Task objective
Scan the records for the word "values". Copy each line that includes it.

• • •

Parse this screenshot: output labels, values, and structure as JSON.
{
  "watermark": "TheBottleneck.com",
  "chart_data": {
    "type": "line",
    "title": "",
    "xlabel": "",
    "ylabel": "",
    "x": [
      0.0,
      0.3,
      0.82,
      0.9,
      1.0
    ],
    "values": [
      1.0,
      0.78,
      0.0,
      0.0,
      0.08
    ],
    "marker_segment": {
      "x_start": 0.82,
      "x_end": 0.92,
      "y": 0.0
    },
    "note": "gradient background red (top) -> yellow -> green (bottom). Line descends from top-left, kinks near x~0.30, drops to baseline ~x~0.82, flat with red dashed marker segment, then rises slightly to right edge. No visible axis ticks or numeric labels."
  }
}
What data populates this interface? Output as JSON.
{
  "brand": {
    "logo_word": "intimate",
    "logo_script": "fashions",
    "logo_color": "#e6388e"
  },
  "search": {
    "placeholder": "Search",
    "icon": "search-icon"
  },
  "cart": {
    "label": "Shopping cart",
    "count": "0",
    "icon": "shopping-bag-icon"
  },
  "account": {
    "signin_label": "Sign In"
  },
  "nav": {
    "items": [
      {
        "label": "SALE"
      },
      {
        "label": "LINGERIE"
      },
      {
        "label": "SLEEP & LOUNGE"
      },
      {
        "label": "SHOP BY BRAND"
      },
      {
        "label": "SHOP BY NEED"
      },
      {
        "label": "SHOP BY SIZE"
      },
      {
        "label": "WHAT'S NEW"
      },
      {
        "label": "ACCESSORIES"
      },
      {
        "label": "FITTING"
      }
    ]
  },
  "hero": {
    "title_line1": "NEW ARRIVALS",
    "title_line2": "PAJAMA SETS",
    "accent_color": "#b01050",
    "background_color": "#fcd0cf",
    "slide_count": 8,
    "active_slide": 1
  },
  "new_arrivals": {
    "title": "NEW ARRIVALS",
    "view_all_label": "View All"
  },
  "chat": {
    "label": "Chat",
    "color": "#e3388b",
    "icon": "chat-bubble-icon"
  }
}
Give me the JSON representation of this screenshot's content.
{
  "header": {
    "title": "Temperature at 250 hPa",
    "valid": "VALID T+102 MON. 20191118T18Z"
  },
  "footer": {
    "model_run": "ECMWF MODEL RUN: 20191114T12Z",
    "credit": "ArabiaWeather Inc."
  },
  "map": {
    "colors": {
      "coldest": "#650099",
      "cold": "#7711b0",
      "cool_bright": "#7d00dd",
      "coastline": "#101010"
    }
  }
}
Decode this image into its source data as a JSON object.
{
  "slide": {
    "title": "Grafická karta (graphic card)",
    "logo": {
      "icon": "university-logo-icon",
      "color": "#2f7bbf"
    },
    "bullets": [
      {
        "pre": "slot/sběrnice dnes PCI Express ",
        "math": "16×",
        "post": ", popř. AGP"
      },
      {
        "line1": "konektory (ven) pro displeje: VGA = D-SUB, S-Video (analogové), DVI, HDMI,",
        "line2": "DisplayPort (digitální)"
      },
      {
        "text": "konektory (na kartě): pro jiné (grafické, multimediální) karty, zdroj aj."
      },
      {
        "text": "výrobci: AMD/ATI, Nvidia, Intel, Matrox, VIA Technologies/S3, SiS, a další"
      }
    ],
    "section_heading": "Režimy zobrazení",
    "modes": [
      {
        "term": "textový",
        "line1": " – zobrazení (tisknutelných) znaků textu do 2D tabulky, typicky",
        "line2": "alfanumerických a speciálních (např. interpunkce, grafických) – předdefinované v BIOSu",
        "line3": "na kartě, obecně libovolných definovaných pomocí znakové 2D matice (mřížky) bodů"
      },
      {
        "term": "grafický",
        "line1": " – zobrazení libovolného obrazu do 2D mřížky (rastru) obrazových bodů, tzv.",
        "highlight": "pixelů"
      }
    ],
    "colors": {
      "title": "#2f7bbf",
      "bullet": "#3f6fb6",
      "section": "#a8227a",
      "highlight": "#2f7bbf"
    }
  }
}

• • •

Answer for this exercise
Parse this screenshot: output labels, values, and structure as JSON.
    "values": [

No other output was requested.